(Dataset records on visual material)
● ● ●

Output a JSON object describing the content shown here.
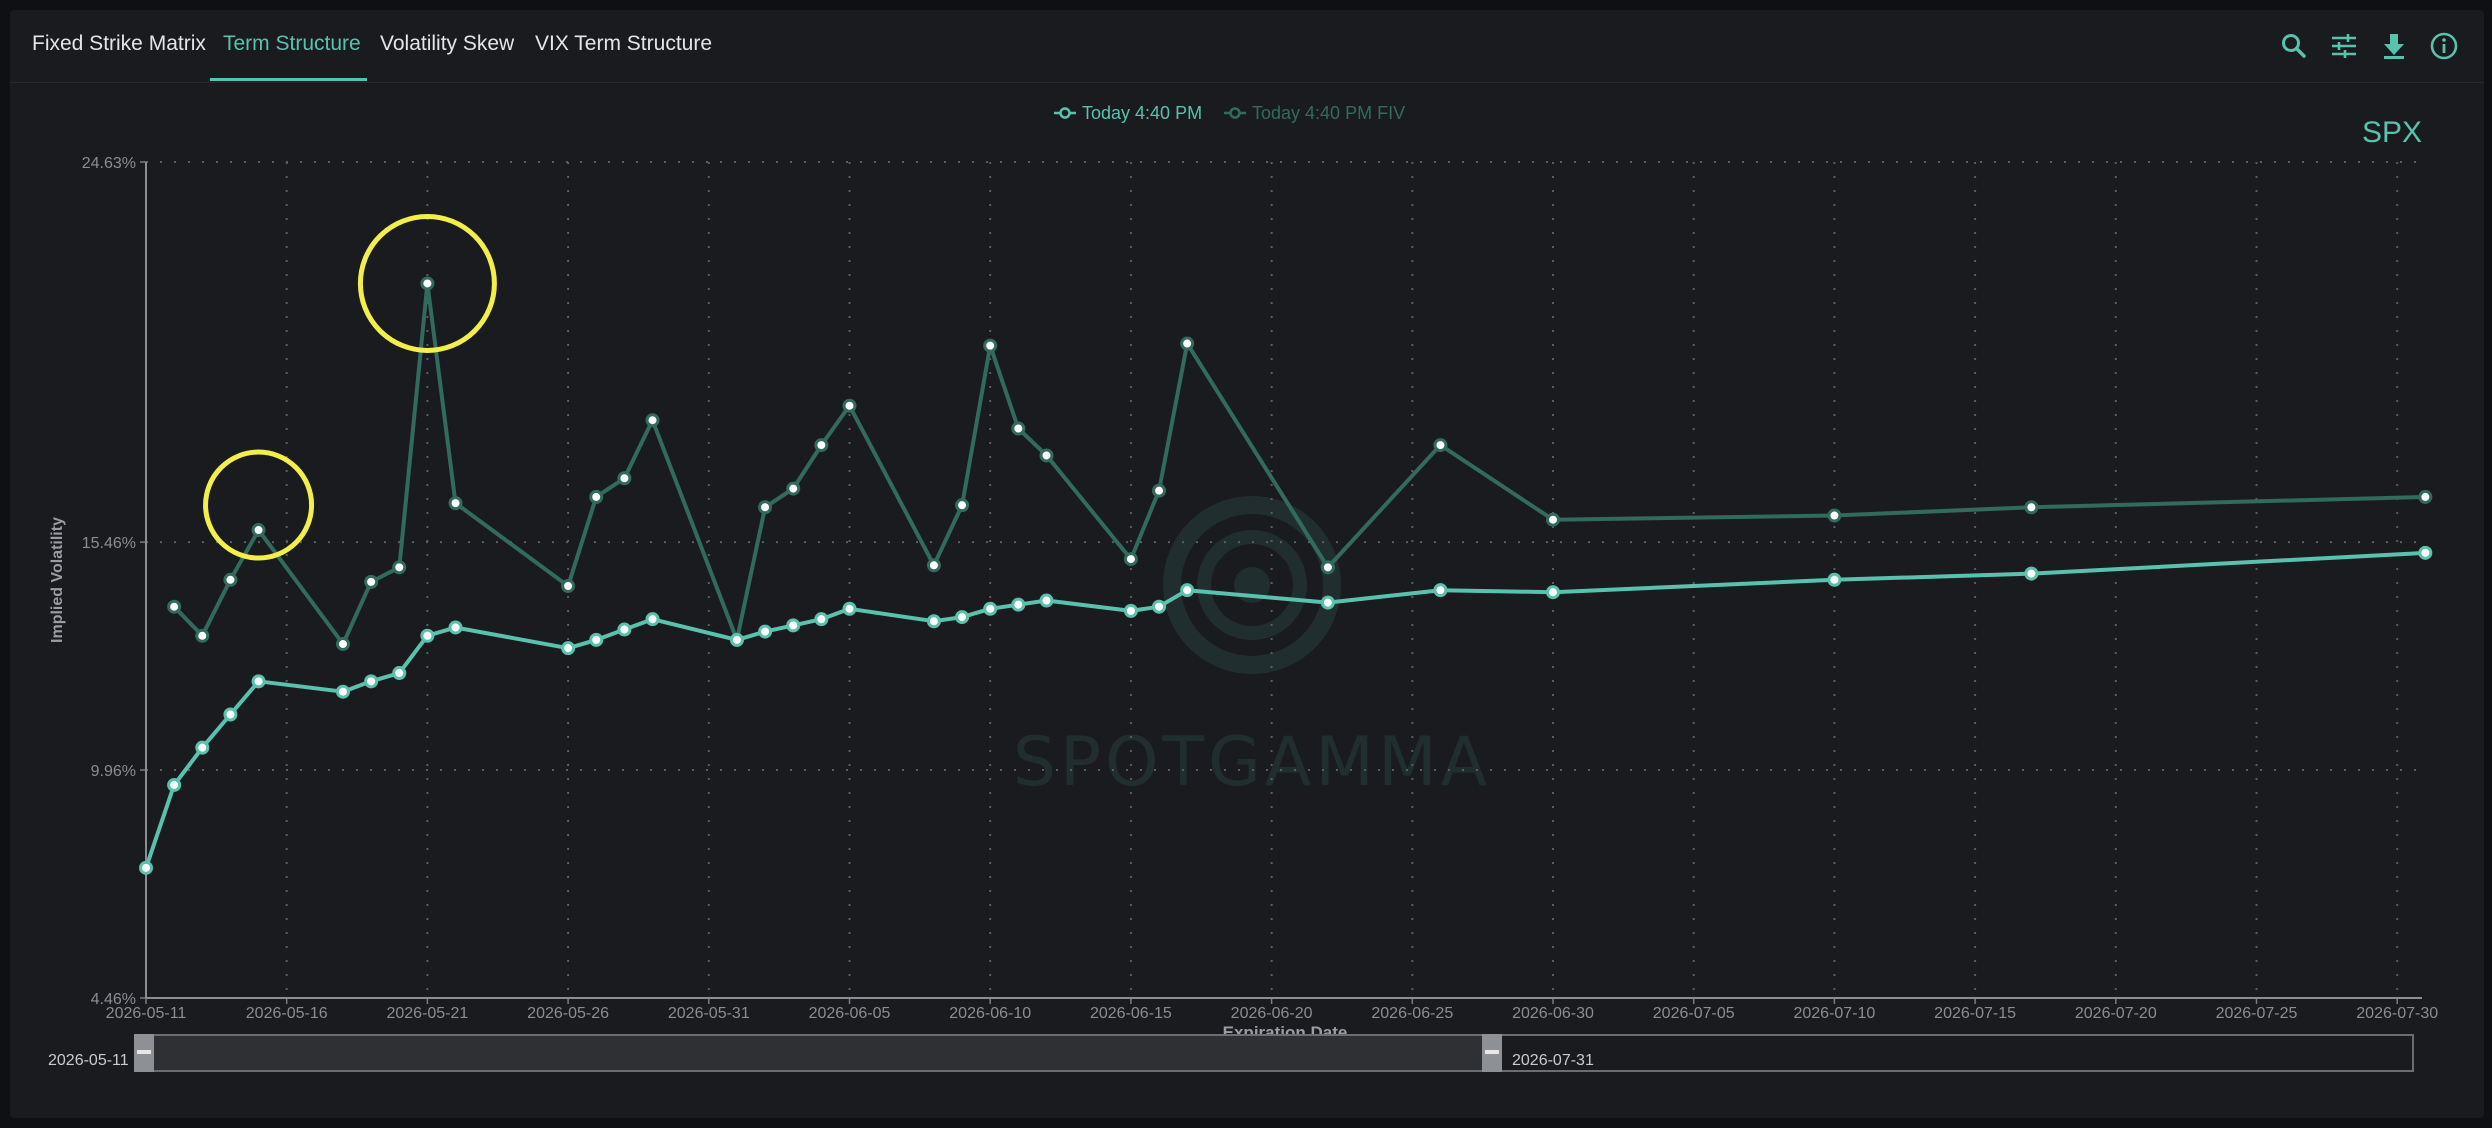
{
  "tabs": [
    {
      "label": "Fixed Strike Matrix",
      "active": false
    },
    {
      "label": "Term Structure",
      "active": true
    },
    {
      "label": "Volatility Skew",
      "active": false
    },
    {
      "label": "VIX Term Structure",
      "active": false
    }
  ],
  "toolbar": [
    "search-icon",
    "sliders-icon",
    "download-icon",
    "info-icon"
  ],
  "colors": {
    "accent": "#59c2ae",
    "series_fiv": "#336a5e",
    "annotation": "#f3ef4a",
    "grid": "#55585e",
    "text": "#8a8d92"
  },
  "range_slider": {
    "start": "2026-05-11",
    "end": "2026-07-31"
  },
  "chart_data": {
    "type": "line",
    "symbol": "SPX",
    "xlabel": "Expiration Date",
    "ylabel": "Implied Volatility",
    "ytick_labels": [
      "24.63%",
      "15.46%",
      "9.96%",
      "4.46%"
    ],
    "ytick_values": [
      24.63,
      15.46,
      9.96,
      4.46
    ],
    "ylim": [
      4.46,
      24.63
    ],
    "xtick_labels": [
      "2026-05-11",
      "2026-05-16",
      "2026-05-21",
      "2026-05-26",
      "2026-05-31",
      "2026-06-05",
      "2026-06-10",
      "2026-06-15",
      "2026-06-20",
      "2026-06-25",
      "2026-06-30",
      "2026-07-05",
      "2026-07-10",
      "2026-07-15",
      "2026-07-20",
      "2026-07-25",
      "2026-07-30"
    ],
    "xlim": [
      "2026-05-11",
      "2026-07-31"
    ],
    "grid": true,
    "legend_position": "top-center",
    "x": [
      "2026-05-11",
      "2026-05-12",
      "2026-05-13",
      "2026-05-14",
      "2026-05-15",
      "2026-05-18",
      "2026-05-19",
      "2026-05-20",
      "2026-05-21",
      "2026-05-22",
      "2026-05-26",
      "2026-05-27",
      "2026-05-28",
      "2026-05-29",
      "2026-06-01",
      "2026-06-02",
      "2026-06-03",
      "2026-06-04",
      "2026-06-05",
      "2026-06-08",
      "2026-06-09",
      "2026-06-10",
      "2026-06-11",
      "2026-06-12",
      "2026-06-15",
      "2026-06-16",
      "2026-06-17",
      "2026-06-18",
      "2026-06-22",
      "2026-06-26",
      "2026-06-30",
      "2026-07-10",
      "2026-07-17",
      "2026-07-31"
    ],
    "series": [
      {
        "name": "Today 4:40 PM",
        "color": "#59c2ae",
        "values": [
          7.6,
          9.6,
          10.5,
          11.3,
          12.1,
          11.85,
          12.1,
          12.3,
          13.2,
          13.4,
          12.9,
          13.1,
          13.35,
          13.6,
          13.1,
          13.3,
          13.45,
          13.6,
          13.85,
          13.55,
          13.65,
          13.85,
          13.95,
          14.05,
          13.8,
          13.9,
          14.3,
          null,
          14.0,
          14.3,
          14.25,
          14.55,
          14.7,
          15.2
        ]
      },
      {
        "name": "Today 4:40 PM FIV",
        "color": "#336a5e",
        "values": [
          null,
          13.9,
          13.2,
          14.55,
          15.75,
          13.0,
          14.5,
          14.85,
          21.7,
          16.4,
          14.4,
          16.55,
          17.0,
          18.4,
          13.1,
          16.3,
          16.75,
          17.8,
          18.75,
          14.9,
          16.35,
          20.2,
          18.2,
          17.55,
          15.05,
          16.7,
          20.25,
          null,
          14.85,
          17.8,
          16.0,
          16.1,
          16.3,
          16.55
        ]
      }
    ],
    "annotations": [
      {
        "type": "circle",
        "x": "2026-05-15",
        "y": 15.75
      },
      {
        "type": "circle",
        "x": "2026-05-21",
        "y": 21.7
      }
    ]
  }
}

● ● ●

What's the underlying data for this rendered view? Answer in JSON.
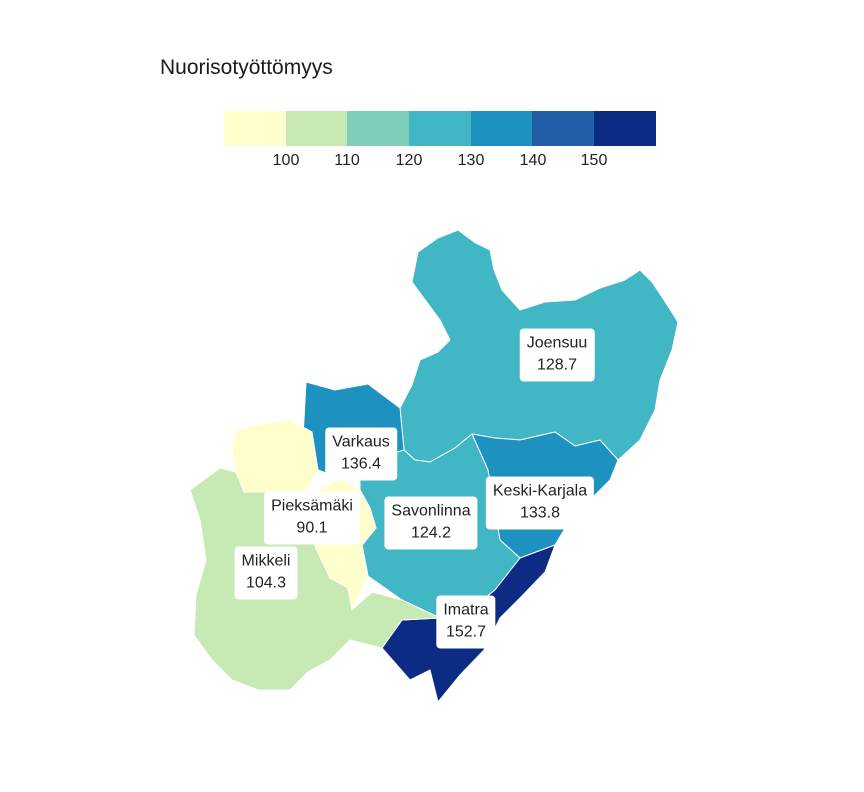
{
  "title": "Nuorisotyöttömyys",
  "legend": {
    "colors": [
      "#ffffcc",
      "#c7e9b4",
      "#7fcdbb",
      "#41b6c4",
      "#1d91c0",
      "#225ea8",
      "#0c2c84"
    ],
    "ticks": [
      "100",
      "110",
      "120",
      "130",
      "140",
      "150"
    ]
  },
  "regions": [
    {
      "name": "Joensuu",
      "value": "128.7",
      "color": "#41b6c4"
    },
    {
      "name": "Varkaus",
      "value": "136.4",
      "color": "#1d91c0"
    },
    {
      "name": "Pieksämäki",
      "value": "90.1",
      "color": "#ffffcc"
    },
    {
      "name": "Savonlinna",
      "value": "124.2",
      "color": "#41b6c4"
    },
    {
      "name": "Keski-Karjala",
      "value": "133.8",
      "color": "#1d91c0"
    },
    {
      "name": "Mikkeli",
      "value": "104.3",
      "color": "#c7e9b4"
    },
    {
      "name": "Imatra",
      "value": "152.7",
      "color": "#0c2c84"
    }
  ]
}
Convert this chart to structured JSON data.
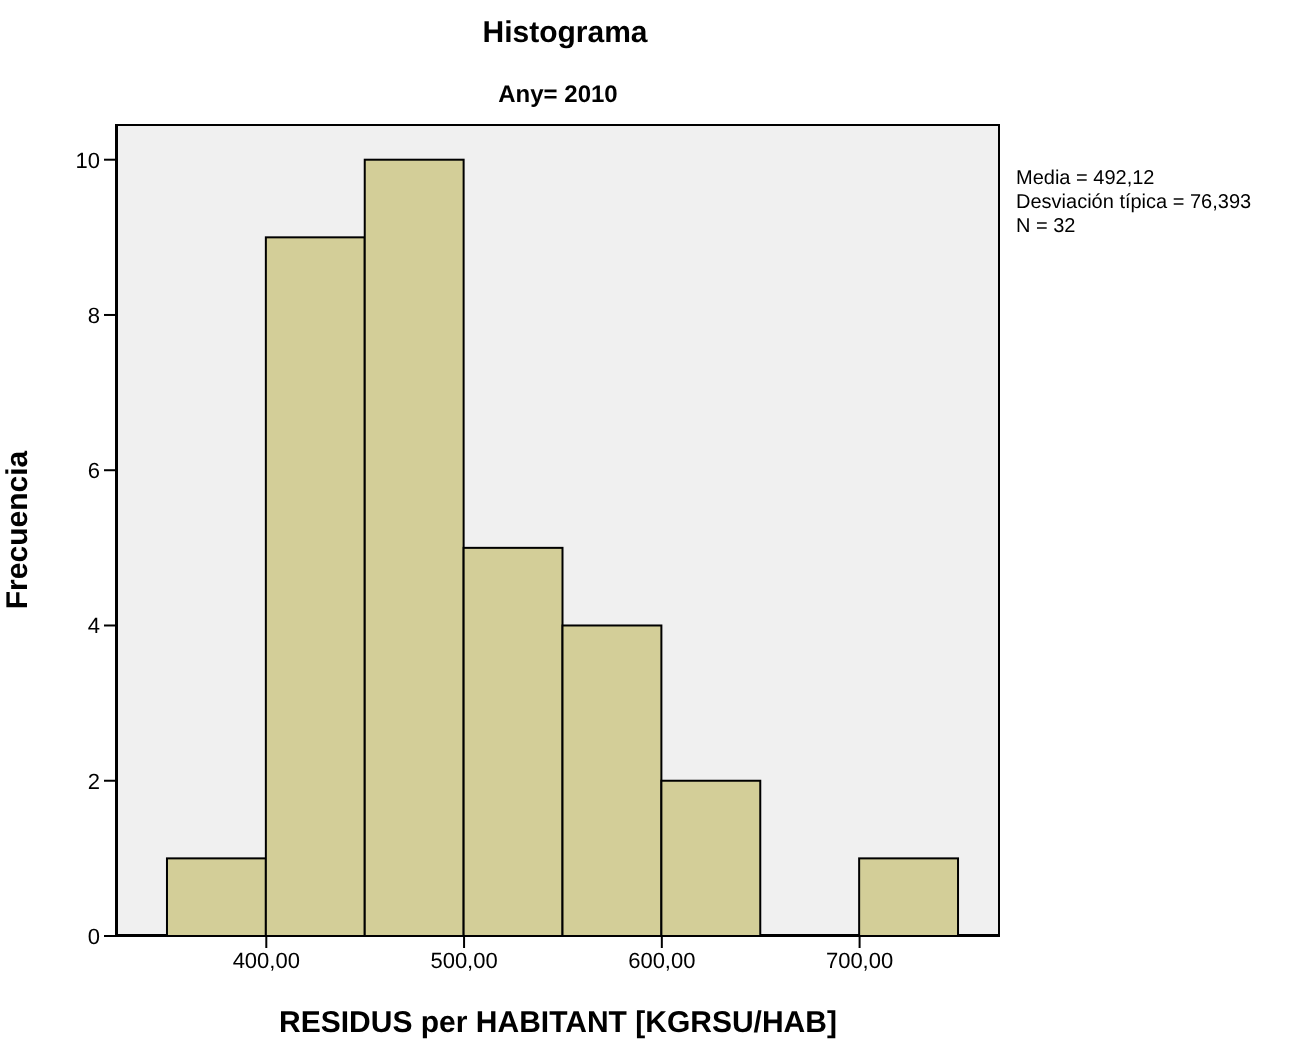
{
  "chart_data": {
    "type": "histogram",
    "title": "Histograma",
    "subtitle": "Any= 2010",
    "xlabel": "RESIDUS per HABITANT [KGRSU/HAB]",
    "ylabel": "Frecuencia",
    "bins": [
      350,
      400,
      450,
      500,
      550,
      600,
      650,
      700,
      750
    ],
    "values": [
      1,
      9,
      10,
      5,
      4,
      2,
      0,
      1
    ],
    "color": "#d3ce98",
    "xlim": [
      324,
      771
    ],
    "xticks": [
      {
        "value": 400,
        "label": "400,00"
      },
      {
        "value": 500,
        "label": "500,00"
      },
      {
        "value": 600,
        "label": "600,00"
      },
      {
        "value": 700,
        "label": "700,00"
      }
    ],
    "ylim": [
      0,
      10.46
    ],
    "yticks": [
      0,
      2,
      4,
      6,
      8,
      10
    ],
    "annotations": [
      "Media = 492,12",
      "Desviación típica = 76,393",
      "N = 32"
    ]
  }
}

● ● ●

Pull out each line of the listing that holds the string "Volatility".

      "label": "Volatility Skew",
    "ylabel": "Implied Volatility",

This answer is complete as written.